Directive: Transcribe each line of the material as it is, and drop any picture.

Record excerpts:
= = = = = = =
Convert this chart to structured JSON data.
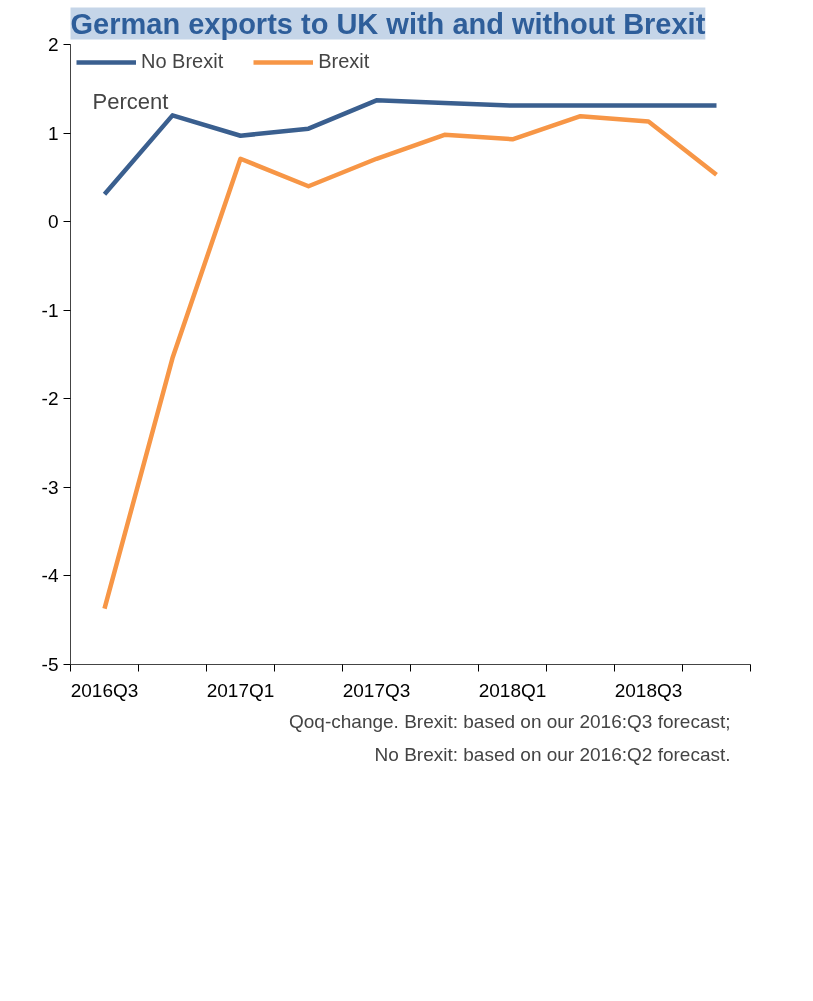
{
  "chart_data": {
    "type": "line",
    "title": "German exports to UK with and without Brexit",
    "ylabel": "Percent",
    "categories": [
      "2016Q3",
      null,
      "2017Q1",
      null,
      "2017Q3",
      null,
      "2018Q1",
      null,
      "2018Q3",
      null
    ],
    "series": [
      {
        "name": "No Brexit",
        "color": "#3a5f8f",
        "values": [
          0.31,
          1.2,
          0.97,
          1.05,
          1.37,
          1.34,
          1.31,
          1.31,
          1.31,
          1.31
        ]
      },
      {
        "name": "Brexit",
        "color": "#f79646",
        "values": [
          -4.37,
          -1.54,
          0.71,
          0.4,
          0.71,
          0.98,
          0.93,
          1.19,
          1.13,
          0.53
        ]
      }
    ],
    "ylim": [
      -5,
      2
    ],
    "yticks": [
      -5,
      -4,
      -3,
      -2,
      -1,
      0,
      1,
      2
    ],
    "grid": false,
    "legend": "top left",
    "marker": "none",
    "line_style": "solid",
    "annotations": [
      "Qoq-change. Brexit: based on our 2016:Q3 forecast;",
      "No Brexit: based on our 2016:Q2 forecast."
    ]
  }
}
= = = = = = =
Answer for this exercise:
Convert this chart to structured JSON data.
{
  "chart_data": {
    "type": "line",
    "title": "German exports to UK with and without Brexit",
    "ylabel": "Percent",
    "categories": [
      "2016Q3",
      null,
      "2017Q1",
      null,
      "2017Q3",
      null,
      "2018Q1",
      null,
      "2018Q3",
      null
    ],
    "series": [
      {
        "name": "No Brexit",
        "color": "#3a5f8f",
        "values": [
          0.31,
          1.2,
          0.97,
          1.05,
          1.37,
          1.34,
          1.31,
          1.31,
          1.31,
          1.31
        ]
      },
      {
        "name": "Brexit",
        "color": "#f79646",
        "values": [
          -4.37,
          -1.54,
          0.71,
          0.4,
          0.71,
          0.98,
          0.93,
          1.19,
          1.13,
          0.53
        ]
      }
    ],
    "ylim": [
      -5,
      2
    ],
    "yticks": [
      -5,
      -4,
      -3,
      -2,
      -1,
      0,
      1,
      2
    ],
    "grid": false,
    "legend": "top left",
    "marker": "none",
    "line_style": "solid",
    "annotations": [
      "Qoq-change. Brexit: based on our 2016:Q3 forecast;",
      "No Brexit: based on our 2016:Q2 forecast."
    ]
  }
}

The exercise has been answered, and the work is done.